** start Passage given **

When you make a test harder..

Back in 1973 there was an astronomical increase in beef prices. The farmers' joke was that an agricultural expert was trying to explain to a Congressman how long it would take to get more beef on the market. Congress then looked at the supply chain and then passed a law to shorten the bovine gestation period to six weeks.

Sadly enough, that's about as much intelligence as the "more accountability, less money" folks apply when they try to improve processes without understanding how education works.
 
I didn't mean to imply that "more accountability, less money" is an inherently stupid position -- just that it is often stupidly applied.

By the way, I worked in the LISD for a while and the district has administration with guts and weeds out bad teachers. Certainly the problem children know their rights and it's tough in some schools. That's why I love charter schools in urban areas. Teachers and administrators have great authority. "Your children were chosen because of their exceptional potential. However they are not applying themselves or are disrputive to other learners, were abusive of a teacher or fellow student -- so get the hell out and go back to public schools.
 
"In other words, they'll do better if they're held to the same standards as any normal employee. Furthermore, a kid is going to study harder if there's order around him, and he's going to behave better if there are real consequences to fear if he doesn't."

** end Passage given **
** start Listing **

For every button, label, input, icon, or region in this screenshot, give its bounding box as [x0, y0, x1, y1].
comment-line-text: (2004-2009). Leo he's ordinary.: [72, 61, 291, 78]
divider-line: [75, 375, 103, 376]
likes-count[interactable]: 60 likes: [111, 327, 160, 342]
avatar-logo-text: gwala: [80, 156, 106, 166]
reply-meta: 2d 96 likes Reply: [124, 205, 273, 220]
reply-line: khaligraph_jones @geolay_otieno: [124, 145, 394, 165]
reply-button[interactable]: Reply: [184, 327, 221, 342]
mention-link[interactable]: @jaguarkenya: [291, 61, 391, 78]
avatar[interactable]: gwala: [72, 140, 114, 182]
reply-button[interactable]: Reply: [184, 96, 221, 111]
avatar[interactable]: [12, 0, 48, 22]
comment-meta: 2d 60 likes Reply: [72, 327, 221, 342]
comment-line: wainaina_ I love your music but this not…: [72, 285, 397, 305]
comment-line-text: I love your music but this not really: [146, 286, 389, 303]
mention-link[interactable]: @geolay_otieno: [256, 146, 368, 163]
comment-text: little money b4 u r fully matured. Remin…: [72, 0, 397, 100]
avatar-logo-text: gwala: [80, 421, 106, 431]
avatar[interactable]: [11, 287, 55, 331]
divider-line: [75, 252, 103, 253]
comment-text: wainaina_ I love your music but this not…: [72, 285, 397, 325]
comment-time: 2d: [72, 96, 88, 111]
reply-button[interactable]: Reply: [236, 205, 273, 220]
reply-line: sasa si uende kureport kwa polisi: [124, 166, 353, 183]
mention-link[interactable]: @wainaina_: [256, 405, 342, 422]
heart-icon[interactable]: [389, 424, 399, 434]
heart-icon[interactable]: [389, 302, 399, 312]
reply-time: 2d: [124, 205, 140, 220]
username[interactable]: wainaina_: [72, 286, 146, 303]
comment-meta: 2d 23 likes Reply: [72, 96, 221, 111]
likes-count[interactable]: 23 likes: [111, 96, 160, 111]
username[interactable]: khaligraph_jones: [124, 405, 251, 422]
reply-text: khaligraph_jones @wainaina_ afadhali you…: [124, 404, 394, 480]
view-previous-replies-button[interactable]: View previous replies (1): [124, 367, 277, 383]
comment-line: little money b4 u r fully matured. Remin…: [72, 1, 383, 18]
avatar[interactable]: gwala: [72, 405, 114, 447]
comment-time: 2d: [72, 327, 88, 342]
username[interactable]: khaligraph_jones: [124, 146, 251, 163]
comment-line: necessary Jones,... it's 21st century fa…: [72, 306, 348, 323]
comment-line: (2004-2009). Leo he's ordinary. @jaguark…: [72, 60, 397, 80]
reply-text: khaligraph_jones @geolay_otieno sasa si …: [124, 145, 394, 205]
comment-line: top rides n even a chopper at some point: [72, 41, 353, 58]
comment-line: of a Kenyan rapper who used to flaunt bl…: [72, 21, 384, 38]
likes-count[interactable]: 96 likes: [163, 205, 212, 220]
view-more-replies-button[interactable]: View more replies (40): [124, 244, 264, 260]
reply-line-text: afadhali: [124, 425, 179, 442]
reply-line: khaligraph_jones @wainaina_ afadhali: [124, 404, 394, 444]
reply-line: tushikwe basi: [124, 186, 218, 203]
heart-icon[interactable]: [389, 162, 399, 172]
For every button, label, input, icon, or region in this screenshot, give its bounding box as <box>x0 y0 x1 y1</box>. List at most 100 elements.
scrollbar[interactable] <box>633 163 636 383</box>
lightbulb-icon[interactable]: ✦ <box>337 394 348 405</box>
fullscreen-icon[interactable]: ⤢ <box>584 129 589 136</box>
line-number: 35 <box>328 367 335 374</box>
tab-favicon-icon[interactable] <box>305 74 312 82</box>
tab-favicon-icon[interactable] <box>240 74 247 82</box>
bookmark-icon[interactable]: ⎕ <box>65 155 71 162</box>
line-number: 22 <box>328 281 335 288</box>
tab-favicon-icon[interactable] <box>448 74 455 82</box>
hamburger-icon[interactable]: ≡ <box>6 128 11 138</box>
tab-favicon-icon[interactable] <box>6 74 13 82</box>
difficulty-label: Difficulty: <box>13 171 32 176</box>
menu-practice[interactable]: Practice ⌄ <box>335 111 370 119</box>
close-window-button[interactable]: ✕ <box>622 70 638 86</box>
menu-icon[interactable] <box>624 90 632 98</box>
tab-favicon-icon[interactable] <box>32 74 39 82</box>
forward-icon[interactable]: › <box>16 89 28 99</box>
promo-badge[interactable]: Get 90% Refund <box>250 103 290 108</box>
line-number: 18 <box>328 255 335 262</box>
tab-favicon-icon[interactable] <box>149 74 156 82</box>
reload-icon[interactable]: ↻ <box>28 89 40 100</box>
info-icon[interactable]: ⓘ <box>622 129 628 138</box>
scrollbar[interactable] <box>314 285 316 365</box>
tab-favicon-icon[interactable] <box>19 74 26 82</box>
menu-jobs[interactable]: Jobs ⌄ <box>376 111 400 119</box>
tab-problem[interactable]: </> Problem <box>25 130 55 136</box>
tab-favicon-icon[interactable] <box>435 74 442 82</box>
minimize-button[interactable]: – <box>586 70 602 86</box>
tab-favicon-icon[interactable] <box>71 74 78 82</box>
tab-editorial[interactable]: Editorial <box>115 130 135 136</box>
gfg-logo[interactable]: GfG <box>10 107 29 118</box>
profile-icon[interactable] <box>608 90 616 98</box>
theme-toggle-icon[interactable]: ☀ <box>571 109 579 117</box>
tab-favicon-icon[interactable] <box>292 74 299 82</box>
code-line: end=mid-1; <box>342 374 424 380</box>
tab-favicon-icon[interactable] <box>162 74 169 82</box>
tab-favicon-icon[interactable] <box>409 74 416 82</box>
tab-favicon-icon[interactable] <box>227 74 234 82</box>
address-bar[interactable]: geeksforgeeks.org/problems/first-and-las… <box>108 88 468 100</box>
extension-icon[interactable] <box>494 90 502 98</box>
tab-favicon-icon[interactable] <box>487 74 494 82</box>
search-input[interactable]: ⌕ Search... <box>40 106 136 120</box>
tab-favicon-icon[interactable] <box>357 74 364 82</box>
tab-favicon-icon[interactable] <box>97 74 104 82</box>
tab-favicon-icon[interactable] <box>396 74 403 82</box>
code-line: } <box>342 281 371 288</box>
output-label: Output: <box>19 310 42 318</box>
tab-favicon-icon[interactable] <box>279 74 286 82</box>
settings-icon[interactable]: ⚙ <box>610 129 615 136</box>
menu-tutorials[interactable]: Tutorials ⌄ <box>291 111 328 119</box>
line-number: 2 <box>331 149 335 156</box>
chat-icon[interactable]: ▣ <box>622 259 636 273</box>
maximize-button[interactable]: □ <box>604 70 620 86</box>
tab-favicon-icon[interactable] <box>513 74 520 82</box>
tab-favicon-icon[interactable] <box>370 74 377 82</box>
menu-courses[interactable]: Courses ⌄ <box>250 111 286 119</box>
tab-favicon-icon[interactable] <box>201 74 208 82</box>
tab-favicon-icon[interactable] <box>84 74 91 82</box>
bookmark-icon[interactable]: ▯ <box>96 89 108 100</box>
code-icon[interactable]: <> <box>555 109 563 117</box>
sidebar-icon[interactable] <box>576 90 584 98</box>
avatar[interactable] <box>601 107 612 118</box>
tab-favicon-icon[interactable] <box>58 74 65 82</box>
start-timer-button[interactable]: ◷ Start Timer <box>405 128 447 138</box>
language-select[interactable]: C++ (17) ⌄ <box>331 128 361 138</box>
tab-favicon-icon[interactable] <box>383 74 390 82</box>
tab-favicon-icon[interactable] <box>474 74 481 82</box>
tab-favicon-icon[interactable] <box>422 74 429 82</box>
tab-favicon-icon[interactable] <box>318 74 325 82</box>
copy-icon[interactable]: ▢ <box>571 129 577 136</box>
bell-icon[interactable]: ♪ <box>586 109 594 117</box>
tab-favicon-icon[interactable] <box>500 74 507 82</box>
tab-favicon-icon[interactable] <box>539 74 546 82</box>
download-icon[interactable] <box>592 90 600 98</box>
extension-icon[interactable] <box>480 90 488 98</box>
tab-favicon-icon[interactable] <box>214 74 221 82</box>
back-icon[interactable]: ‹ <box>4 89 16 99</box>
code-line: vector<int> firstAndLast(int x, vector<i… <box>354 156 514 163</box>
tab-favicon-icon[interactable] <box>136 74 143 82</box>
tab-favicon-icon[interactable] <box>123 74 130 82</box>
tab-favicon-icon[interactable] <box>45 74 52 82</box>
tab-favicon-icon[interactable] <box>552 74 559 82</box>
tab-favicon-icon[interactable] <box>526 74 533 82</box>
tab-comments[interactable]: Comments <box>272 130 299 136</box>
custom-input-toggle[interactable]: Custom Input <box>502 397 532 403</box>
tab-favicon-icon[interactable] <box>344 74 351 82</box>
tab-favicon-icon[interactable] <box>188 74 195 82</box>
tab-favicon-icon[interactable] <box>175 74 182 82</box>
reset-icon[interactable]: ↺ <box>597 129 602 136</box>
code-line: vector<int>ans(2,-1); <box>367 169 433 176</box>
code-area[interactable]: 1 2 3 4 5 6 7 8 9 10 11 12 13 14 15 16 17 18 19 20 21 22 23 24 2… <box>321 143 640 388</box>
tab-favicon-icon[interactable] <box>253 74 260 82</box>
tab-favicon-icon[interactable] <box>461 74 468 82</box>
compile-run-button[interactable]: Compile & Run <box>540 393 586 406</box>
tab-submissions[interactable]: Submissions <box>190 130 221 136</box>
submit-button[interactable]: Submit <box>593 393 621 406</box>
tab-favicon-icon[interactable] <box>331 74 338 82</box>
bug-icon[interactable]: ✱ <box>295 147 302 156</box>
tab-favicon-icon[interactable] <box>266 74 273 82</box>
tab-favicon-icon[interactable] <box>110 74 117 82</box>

** end Listing **

▶ Given task
Continue the piece on school accountability and harder tests from its final sentence.

▶ Output for this task
While it's impossible to deny the "theory" behind this, it just isn't true in practice. Especially in Texas.

Students: no longer believe in consequences. But it's not because of the schools... it starts much younger than that.

Teachers: we don't have unions here. As a teacher, I've seen plenty of crappy teachers get fired. Progress in education is stifled by the state and by parents, foremost. We need to alter/abandon the German style of grade school and start over, but it would be quite costly and require that parents not ship their kids off to be babysat every day.
 
Again, you are lumping the State of Texas together. As Crock pointed out, each school district is different. The bad school districts in the state just happen to be the biggest. Look at the best school districts in the state, they could compete nationally and I would even throw them into the international competitions.

When you have the new Dallas Superintendent hire his Communications directlor, 31, at $150,000/year after she was making $50,000/year and nobody else was interviewed, you know you have a major problem. It starts at the top and the DISD just does not get it. Why would any parent with children move into Dallas county and the DISD?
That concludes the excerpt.